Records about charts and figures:

━━━━━━━━━━

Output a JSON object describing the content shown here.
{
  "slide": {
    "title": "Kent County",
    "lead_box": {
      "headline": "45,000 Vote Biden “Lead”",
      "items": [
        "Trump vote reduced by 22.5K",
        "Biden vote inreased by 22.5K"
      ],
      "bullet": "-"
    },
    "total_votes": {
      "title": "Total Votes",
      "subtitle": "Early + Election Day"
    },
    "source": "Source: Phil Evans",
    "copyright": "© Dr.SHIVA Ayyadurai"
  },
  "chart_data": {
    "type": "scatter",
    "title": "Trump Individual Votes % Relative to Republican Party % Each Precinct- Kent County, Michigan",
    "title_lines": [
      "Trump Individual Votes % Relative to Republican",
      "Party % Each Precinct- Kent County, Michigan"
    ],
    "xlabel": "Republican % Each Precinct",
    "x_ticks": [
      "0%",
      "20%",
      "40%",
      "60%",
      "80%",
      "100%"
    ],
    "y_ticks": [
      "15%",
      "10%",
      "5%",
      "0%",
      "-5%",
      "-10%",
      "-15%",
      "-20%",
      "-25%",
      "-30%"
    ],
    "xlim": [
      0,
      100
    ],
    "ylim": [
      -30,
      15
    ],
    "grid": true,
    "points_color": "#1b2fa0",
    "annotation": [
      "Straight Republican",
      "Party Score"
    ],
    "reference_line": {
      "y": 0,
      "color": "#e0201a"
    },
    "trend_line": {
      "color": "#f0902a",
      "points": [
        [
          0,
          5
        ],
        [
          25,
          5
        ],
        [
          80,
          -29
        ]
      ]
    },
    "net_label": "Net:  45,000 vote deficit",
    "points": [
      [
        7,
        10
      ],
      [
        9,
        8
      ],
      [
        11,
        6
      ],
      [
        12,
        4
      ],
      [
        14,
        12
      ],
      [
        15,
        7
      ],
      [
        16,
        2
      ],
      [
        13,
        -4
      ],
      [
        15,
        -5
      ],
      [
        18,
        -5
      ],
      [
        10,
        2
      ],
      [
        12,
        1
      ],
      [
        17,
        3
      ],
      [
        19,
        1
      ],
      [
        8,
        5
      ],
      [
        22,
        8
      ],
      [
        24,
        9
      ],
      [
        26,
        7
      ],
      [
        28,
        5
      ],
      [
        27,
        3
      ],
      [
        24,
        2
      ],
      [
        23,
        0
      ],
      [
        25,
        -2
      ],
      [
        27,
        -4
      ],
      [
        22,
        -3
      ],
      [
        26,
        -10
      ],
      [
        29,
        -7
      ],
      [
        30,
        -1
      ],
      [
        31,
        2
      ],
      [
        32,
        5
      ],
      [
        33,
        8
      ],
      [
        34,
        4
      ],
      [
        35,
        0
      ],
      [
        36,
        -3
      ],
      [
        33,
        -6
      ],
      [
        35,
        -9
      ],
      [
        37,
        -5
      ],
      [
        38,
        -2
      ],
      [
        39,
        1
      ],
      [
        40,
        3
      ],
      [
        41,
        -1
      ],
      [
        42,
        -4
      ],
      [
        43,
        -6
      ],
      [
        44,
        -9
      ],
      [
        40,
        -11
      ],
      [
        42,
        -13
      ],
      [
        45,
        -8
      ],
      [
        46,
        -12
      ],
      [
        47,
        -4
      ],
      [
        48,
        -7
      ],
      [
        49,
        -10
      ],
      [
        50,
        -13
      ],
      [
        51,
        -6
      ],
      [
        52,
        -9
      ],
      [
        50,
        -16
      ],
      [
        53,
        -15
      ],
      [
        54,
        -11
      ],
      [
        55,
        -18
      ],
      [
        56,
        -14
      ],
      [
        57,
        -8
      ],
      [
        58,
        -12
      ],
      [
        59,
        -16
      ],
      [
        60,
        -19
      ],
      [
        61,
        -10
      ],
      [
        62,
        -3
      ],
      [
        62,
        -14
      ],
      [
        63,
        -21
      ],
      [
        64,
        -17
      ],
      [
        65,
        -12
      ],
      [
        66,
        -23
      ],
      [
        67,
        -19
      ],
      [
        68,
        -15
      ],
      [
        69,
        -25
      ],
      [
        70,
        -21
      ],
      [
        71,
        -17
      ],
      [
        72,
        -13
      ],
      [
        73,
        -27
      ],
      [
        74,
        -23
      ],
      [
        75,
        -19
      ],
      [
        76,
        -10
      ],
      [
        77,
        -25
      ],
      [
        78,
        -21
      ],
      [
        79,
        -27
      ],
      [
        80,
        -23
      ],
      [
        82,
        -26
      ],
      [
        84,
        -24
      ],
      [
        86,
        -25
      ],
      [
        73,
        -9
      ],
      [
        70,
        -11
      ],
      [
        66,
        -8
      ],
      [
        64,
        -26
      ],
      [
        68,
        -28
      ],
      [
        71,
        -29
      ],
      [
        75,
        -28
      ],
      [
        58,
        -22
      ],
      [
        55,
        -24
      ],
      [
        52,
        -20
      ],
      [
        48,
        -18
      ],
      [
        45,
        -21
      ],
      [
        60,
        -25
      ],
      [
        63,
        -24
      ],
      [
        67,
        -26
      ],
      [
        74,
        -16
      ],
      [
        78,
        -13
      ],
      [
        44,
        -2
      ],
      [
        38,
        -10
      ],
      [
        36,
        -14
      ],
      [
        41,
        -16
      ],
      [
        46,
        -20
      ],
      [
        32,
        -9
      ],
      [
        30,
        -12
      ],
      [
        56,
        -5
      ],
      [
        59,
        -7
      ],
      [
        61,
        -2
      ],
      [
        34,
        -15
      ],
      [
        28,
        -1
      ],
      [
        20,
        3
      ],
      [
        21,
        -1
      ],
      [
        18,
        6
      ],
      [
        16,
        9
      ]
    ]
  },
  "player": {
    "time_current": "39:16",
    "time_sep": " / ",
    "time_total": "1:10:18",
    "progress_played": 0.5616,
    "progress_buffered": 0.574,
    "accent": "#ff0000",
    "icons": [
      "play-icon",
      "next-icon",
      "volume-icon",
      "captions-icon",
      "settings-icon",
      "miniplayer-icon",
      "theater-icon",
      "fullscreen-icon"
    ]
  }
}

━━━━━━━━━━

** Exercise directions **
Every record above needs to be repeated word for word.

** Exercise solution **
Output a JSON object describing the content shown here.
{
  "slide": {
    "title": "Kent County",
    "lead_box": {
      "headline": "45,000 Vote Biden “Lead”",
      "items": [
        "Trump vote reduced by 22.5K",
        "Biden vote inreased by 22.5K"
      ],
      "bullet": "-"
    },
    "total_votes": {
      "title": "Total Votes",
      "subtitle": "Early + Election Day"
    },
    "source": "Source: Phil Evans",
    "copyright": "© Dr.SHIVA Ayyadurai"
  },
  "chart_data": {
    "type": "scatter",
    "title": "Trump Individual Votes % Relative to Republican Party % Each Precinct- Kent County, Michigan",
    "title_lines": [
      "Trump Individual Votes % Relative to Republican",
      "Party % Each Precinct- Kent County, Michigan"
    ],
    "xlabel": "Republican % Each Precinct",
    "x_ticks": [
      "0%",
      "20%",
      "40%",
      "60%",
      "80%",
      "100%"
    ],
    "y_ticks": [
      "15%",
      "10%",
      "5%",
      "0%",
      "-5%",
      "-10%",
      "-15%",
      "-20%",
      "-25%",
      "-30%"
    ],
    "xlim": [
      0,
      100
    ],
    "ylim": [
      -30,
      15
    ],
    "grid": true,
    "points_color": "#1b2fa0",
    "annotation": [
      "Straight Republican",
      "Party Score"
    ],
    "reference_line": {
      "y": 0,
      "color": "#e0201a"
    },
    "trend_line": {
      "color": "#f0902a",
      "points": [
        [
          0,
          5
        ],
        [
          25,
          5
        ],
        [
          80,
          -29
        ]
      ]
    },
    "net_label": "Net:  45,000 vote deficit",
    "points": [
      [
        7,
        10
      ],
      [
        9,
        8
      ],
      [
        11,
        6
      ],
      [
        12,
        4
      ],
      [
        14,
        12
      ],
      [
        15,
        7
      ],
      [
        16,
        2
      ],
      [
        13,
        -4
      ],
      [
        15,
        -5
      ],
      [
        18,
        -5
      ],
      [
        10,
        2
      ],
      [
        12,
        1
      ],
      [
        17,
        3
      ],
      [
        19,
        1
      ],
      [
        8,
        5
      ],
      [
        22,
        8
      ],
      [
        24,
        9
      ],
      [
        26,
        7
      ],
      [
        28,
        5
      ],
      [
        27,
        3
      ],
      [
        24,
        2
      ],
      [
        23,
        0
      ],
      [
        25,
        -2
      ],
      [
        27,
        -4
      ],
      [
        22,
        -3
      ],
      [
        26,
        -10
      ],
      [
        29,
        -7
      ],
      [
        30,
        -1
      ],
      [
        31,
        2
      ],
      [
        32,
        5
      ],
      [
        33,
        8
      ],
      [
        34,
        4
      ],
      [
        35,
        0
      ],
      [
        36,
        -3
      ],
      [
        33,
        -6
      ],
      [
        35,
        -9
      ],
      [
        37,
        -5
      ],
      [
        38,
        -2
      ],
      [
        39,
        1
      ],
      [
        40,
        3
      ],
      [
        41,
        -1
      ],
      [
        42,
        -4
      ],
      [
        43,
        -6
      ],
      [
        44,
        -9
      ],
      [
        40,
        -11
      ],
      [
        42,
        -13
      ],
      [
        45,
        -8
      ],
      [
        46,
        -12
      ],
      [
        47,
        -4
      ],
      [
        48,
        -7
      ],
      [
        49,
        -10
      ],
      [
        50,
        -13
      ],
      [
        51,
        -6
      ],
      [
        52,
        -9
      ],
      [
        50,
        -16
      ],
      [
        53,
        -15
      ],
      [
        54,
        -11
      ],
      [
        55,
        -18
      ],
      [
        56,
        -14
      ],
      [
        57,
        -8
      ],
      [
        58,
        -12
      ],
      [
        59,
        -16
      ],
      [
        60,
        -19
      ],
      [
        61,
        -10
      ],
      [
        62,
        -3
      ],
      [
        62,
        -14
      ],
      [
        63,
        -21
      ],
      [
        64,
        -17
      ],
      [
        65,
        -12
      ],
      [
        66,
        -23
      ],
      [
        67,
        -19
      ],
      [
        68,
        -15
      ],
      [
        69,
        -25
      ],
      [
        70,
        -21
      ],
      [
        71,
        -17
      ],
      [
        72,
        -13
      ],
      [
        73,
        -27
      ],
      [
        74,
        -23
      ],
      [
        75,
        -19
      ],
      [
        76,
        -10
      ],
      [
        77,
        -25
      ],
      [
        78,
        -21
      ],
      [
        79,
        -27
      ],
      [
        80,
        -23
      ],
      [
        82,
        -26
      ],
      [
        84,
        -24
      ],
      [
        86,
        -25
      ],
      [
        73,
        -9
      ],
      [
        70,
        -11
      ],
      [
        66,
        -8
      ],
      [
        64,
        -26
      ],
      [
        68,
        -28
      ],
      [
        71,
        -29
      ],
      [
        75,
        -28
      ],
      [
        58,
        -22
      ],
      [
        55,
        -24
      ],
      [
        52,
        -20
      ],
      [
        48,
        -18
      ],
      [
        45,
        -21
      ],
      [
        60,
        -25
      ],
      [
        63,
        -24
      ],
      [
        67,
        -26
      ],
      [
        74,
        -16
      ],
      [
        78,
        -13
      ],
      [
        44,
        -2
      ],
      [
        38,
        -10
      ],
      [
        36,
        -14
      ],
      [
        41,
        -16
      ],
      [
        46,
        -20
      ],
      [
        32,
        -9
      ],
      [
        30,
        -12
      ],
      [
        56,
        -5
      ],
      [
        59,
        -7
      ],
      [
        61,
        -2
      ],
      [
        34,
        -15
      ],
      [
        28,
        -1
      ],
      [
        20,
        3
      ],
      [
        21,
        -1
      ],
      [
        18,
        6
      ],
      [
        16,
        9
      ]
    ]
  },
  "player": {
    "time_current": "39:16",
    "time_sep": " / ",
    "time_total": "1:10:18",
    "progress_played": 0.5616,
    "progress_buffered": 0.574,
    "accent": "#ff0000",
    "icons": [
      "play-icon",
      "next-icon",
      "volume-icon",
      "captions-icon",
      "settings-icon",
      "miniplayer-icon",
      "theater-icon",
      "fullscreen-icon"
    ]
  }
}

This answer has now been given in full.